Task material -

▬▬▬▬▬▬▬▬▬▬

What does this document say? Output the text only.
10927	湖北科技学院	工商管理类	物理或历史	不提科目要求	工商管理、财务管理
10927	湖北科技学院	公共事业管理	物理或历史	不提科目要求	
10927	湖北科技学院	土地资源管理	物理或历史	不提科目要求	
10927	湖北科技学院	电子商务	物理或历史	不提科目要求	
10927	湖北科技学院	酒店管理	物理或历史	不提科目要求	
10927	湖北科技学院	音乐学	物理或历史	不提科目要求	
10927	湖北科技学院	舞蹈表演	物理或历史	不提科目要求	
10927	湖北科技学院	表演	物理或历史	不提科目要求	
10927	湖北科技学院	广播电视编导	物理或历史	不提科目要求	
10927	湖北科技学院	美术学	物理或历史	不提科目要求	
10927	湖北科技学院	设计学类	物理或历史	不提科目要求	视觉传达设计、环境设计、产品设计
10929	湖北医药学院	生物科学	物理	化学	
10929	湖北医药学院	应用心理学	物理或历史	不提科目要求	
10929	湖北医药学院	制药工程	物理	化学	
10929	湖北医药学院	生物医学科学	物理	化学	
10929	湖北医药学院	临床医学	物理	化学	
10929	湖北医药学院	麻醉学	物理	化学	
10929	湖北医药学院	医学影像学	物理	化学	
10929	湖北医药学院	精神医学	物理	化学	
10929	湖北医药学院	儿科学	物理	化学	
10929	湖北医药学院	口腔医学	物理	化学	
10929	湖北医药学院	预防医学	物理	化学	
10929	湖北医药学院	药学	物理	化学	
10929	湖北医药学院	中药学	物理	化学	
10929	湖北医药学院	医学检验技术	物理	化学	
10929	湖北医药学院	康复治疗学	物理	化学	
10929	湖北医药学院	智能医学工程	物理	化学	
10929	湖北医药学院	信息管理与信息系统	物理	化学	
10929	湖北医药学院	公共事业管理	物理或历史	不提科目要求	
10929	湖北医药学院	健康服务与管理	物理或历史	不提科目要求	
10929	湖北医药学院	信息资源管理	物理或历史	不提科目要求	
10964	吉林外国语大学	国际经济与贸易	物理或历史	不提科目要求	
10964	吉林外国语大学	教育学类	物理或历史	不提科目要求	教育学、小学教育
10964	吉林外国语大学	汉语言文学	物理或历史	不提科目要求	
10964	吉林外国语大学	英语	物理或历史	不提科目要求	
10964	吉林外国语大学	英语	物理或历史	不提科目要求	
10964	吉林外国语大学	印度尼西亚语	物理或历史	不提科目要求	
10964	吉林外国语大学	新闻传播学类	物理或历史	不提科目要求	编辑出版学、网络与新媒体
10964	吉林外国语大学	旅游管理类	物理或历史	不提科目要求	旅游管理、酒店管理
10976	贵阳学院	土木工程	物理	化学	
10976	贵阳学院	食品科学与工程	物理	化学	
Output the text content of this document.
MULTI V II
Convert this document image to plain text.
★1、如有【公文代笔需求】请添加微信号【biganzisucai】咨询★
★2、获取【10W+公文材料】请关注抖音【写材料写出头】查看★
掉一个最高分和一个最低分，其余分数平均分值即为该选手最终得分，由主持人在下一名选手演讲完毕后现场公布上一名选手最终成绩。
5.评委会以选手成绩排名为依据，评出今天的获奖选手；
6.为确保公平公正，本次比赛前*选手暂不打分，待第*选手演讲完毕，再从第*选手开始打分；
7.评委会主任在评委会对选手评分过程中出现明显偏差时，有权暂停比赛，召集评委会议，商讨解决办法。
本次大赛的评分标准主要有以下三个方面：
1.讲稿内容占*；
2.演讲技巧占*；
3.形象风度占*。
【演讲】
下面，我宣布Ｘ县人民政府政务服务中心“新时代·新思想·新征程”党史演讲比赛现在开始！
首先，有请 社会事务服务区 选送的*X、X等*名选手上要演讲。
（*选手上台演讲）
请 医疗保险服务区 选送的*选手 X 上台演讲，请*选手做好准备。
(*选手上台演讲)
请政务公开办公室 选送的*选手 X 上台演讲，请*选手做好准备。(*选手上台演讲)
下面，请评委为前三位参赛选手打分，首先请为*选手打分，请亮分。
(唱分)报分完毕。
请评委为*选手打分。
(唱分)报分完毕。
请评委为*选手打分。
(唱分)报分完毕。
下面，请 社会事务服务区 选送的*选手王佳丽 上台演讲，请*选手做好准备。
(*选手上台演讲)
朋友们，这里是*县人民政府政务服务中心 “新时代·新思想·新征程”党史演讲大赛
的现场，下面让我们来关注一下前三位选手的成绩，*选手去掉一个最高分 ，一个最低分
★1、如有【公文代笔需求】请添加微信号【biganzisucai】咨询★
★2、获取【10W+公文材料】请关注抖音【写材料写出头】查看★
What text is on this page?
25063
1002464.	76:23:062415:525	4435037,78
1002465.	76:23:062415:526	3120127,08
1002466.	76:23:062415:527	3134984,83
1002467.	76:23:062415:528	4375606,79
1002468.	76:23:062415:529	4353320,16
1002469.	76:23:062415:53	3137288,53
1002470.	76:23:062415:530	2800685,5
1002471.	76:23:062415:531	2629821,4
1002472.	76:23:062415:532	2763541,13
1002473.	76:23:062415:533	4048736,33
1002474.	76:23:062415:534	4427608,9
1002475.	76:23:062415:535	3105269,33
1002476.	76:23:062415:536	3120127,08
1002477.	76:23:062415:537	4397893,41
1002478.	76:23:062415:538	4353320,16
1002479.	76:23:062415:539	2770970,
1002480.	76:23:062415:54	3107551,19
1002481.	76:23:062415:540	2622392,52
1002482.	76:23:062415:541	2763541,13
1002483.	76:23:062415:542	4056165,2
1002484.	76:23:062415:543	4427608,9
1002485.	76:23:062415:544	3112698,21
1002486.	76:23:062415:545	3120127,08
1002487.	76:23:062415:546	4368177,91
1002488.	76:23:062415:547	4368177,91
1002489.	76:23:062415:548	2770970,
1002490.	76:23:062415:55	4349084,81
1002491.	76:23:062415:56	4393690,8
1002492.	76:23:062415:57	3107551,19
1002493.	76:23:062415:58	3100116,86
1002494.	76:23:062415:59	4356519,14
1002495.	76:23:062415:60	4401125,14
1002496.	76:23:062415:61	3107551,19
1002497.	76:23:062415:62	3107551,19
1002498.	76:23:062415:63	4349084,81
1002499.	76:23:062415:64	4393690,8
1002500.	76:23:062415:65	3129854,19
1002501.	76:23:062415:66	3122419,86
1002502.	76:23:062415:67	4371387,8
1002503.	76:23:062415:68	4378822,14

▬▬▬▬▬▬▬▬▬▬

Copy out every line of the listing that contains the string "贵阳学院".

10976	贵阳学院	土木工程	物理	化学	
10976	贵阳学院	食品科学与工程	物理	化学	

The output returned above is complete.